# DATA ENTRIES start

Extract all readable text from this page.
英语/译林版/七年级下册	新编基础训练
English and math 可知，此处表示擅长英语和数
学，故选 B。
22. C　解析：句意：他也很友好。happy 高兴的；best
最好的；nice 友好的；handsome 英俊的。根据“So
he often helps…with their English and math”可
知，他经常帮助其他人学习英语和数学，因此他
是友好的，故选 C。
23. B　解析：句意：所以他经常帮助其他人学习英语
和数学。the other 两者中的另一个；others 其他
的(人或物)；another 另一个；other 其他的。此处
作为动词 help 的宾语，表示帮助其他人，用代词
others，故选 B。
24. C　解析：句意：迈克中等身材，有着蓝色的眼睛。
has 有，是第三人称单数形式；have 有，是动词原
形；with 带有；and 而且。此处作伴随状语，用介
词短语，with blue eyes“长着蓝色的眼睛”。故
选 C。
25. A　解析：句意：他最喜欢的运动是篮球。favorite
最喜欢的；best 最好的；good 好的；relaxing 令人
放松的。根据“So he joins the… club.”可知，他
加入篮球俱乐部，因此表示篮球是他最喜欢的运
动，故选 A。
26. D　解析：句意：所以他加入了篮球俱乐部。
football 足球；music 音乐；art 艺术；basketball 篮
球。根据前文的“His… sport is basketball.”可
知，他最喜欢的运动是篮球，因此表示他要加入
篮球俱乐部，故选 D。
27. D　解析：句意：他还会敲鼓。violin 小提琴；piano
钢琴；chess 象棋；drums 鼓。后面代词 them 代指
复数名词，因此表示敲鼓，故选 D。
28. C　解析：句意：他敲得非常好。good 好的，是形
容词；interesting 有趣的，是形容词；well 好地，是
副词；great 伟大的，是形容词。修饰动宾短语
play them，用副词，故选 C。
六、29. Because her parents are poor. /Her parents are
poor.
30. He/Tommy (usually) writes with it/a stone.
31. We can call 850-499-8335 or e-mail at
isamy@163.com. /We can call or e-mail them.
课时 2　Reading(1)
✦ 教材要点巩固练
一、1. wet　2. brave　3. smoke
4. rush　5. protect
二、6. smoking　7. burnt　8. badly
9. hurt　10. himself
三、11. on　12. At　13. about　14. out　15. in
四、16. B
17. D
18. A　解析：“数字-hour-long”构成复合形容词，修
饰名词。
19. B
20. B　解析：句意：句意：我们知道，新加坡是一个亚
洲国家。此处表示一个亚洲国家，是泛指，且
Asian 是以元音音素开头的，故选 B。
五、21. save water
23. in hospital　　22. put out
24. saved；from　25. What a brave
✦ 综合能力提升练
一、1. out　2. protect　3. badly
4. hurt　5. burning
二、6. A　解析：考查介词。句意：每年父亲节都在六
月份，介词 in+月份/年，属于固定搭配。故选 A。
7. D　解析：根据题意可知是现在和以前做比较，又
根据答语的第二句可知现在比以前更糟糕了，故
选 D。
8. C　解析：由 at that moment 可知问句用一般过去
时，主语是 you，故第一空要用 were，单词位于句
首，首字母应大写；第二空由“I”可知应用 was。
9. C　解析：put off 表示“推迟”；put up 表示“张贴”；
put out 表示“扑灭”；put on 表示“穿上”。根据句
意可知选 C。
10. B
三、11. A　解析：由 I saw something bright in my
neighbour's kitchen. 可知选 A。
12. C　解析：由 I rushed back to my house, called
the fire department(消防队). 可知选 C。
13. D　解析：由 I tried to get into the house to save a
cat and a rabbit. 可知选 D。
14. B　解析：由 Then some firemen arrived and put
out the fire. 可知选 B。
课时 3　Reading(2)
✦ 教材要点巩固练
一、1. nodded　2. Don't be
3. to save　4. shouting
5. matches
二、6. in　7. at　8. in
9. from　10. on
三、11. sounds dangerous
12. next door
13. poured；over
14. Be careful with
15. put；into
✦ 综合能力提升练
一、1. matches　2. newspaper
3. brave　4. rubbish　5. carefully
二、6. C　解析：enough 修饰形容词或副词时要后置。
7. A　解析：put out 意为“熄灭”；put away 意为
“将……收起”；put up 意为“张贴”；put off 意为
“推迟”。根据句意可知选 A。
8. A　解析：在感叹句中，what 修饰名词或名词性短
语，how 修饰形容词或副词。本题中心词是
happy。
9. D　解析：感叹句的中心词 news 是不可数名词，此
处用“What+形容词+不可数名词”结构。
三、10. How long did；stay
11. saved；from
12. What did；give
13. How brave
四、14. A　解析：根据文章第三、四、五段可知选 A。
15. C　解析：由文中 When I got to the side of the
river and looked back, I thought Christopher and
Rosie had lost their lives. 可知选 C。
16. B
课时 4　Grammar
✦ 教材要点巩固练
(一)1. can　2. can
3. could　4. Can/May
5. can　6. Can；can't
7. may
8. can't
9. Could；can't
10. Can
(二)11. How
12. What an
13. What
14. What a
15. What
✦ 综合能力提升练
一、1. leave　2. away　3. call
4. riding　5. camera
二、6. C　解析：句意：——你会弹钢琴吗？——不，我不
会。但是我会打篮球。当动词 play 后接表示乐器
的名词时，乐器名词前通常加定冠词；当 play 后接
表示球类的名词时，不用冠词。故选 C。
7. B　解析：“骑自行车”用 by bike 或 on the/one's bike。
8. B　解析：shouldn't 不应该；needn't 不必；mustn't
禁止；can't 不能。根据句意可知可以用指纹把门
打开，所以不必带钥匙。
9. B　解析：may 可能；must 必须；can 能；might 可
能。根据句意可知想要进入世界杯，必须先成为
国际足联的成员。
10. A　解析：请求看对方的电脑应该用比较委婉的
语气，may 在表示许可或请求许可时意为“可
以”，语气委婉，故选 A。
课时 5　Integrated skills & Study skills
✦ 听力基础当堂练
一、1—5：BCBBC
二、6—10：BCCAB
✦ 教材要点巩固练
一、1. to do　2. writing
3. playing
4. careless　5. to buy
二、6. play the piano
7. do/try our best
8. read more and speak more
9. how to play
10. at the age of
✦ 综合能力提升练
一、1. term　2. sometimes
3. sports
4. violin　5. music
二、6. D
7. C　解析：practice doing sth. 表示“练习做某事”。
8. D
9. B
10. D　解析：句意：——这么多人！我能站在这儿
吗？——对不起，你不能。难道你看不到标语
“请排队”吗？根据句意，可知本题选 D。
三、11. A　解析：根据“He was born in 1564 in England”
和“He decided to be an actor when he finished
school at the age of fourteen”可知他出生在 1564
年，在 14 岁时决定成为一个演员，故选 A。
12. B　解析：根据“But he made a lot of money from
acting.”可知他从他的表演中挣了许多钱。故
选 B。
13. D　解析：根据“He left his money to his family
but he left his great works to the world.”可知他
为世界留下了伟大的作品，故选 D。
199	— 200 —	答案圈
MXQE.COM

# DATA ENTRIES end

Send back every record, precisely as written.

Extract all readable text from this page.
英语/译林版/七年级下册	新编基础训练
English and math 可知，此处表示擅长英语和数
学，故选 B。
22. C　解析：句意：他也很友好。happy 高兴的；best
最好的；nice 友好的；handsome 英俊的。根据“So
he often helps…with their English and math”可
知，他经常帮助其他人学习英语和数学，因此他
是友好的，故选 C。
23. B　解析：句意：所以他经常帮助其他人学习英语
和数学。the other 两者中的另一个；others 其他
的(人或物)；another 另一个；other 其他的。此处
作为动词 help 的宾语，表示帮助其他人，用代词
others，故选 B。
24. C　解析：句意：迈克中等身材，有着蓝色的眼睛。
has 有，是第三人称单数形式；have 有，是动词原
形；with 带有；and 而且。此处作伴随状语，用介
词短语，with blue eyes“长着蓝色的眼睛”。故
选 C。
25. A　解析：句意：他最喜欢的运动是篮球。favorite
最喜欢的；best 最好的；good 好的；relaxing 令人
放松的。根据“So he joins the… club.”可知，他
加入篮球俱乐部，因此表示篮球是他最喜欢的运
动，故选 A。
26. D　解析：句意：所以他加入了篮球俱乐部。
football 足球；music 音乐；art 艺术；basketball 篮
球。根据前文的“His… sport is basketball.”可
知，他最喜欢的运动是篮球，因此表示他要加入
篮球俱乐部，故选 D。
27. D　解析：句意：他还会敲鼓。violin 小提琴；piano
钢琴；chess 象棋；drums 鼓。后面代词 them 代指
复数名词，因此表示敲鼓，故选 D。
28. C　解析：句意：他敲得非常好。good 好的，是形
容词；interesting 有趣的，是形容词；well 好地，是
副词；great 伟大的，是形容词。修饰动宾短语
play them，用副词，故选 C。
六、29. Because her parents are poor. /Her parents are
poor.
30. He/Tommy (usually) writes with it/a stone.
31. We can call 850-499-8335 or e-mail at
isamy@163.com. /We can call or e-mail them.
课时 2　Reading(1)
✦ 教材要点巩固练
一、1. wet　2. brave　3. smoke
4. rush　5. protect
二、6. smoking　7. burnt　8. badly
9. hurt　10. himself
三、11. on　12. At　13. about　14. out　15. in
四、16. B
17. D
18. A　解析：“数字-hour-long”构成复合形容词，修
饰名词。
19. B
20. B　解析：句意：句意：我们知道，新加坡是一个亚
洲国家。此处表示一个亚洲国家，是泛指，且
Asian 是以元音音素开头的，故选 B。
五、21. save water
23. in hospital　　22. put out
24. saved；from　25. What a brave
✦ 综合能力提升练
一、1. out　2. protect　3. badly
4. hurt　5. burning
二、6. A　解析：考查介词。句意：每年父亲节都在六
月份，介词 in+月份/年，属于固定搭配。故选 A。
7. D　解析：根据题意可知是现在和以前做比较，又
根据答语的第二句可知现在比以前更糟糕了，故
选 D。
8. C　解析：由 at that moment 可知问句用一般过去
时，主语是 you，故第一空要用 were，单词位于句
首，首字母应大写；第二空由“I”可知应用 was。
9. C　解析：put off 表示“推迟”；put up 表示“张贴”；
put out 表示“扑灭”；put on 表示“穿上”。根据句
意可知选 C。
10. B
三、11. A　解析：由 I saw something bright in my
neighbour's kitchen. 可知选 A。
12. C　解析：由 I rushed back to my house, called
the fire department(消防队). 可知选 C。
13. D　解析：由 I tried to get into the house to save a
cat and a rabbit. 可知选 D。
14. B　解析：由 Then some firemen arrived and put
out the fire. 可知选 B。
课时 3　Reading(2)
✦ 教材要点巩固练
一、1. nodded　2. Don't be
3. to save　4. shouting
5. matches
二、6. in　7. at　8. in
9. from　10. on
三、11. sounds dangerous
12. next door
13. poured；over
14. Be careful with
15. put；into
✦ 综合能力提升练
一、1. matches　2. newspaper
3. brave　4. rubbish　5. carefully
二、6. C　解析：enough 修饰形容词或副词时要后置。
7. A　解析：put out 意为“熄灭”；put away 意为
“将……收起”；put up 意为“张贴”；put off 意为
“推迟”。根据句意可知选 A。
8. A　解析：在感叹句中，what 修饰名词或名词性短
语，how 修饰形容词或副词。本题中心词是
happy。
9. D　解析：感叹句的中心词 news 是不可数名词，此
处用“What+形容词+不可数名词”结构。
三、10. How long did；stay
11. saved；from
12. What did；give
13. How brave
四、14. A　解析：根据文章第三、四、五段可知选 A。
15. C　解析：由文中 When I got to the side of the
river and looked back, I thought Christopher and
Rosie had lost their lives. 可知选 C。
16. B
课时 4　Grammar
✦ 教材要点巩固练
(一)1. can　2. can
3. could　4. Can/May
5. can　6. Can；can't
7. may
8. can't
9. Could；can't
10. Can
(二)11. How
12. What an
13. What
14. What a
15. What
✦ 综合能力提升练
一、1. leave　2. away　3. call
4. riding　5. camera
二、6. C　解析：句意：——你会弹钢琴吗？——不，我不
会。但是我会打篮球。当动词 play 后接表示乐器
的名词时，乐器名词前通常加定冠词；当 play 后接
表示球类的名词时，不用冠词。故选 C。
7. B　解析：“骑自行车”用 by bike 或 on the/one's bike。
8. B　解析：shouldn't 不应该；needn't 不必；mustn't
禁止；can't 不能。根据句意可知可以用指纹把门
打开，所以不必带钥匙。
9. B　解析：may 可能；must 必须；can 能；might 可
能。根据句意可知想要进入世界杯，必须先成为
国际足联的成员。
10. A　解析：请求看对方的电脑应该用比较委婉的
语气，may 在表示许可或请求许可时意为“可
以”，语气委婉，故选 A。
课时 5　Integrated skills & Study skills
✦ 听力基础当堂练
一、1—5：BCBBC
二、6—10：BCCAB
✦ 教材要点巩固练
一、1. to do　2. writing
3. playing
4. careless　5. to buy
二、6. play the piano
7. do/try our best
8. read more and speak more
9. how to play
10. at the age of
✦ 综合能力提升练
一、1. term　2. sometimes
3. sports
4. violin　5. music
二、6. D
7. C　解析：practice doing sth. 表示“练习做某事”。
8. D
9. B
10. D　解析：句意：——这么多人！我能站在这儿
吗？——对不起，你不能。难道你看不到标语
“请排队”吗？根据句意，可知本题选 D。
三、11. A　解析：根据“He was born in 1564 in England”
和“He decided to be an actor when he finished
school at the age of fourteen”可知他出生在 1564
年，在 14 岁时决定成为一个演员，故选 A。
12. B　解析：根据“But he made a lot of money from
acting.”可知他从他的表演中挣了许多钱。故
选 B。
13. D　解析：根据“He left his money to his family
but he left his great works to the world.”可知他
为世界留下了伟大的作品，故选 D。
199	— 200 —	答案圈
MXQE.COM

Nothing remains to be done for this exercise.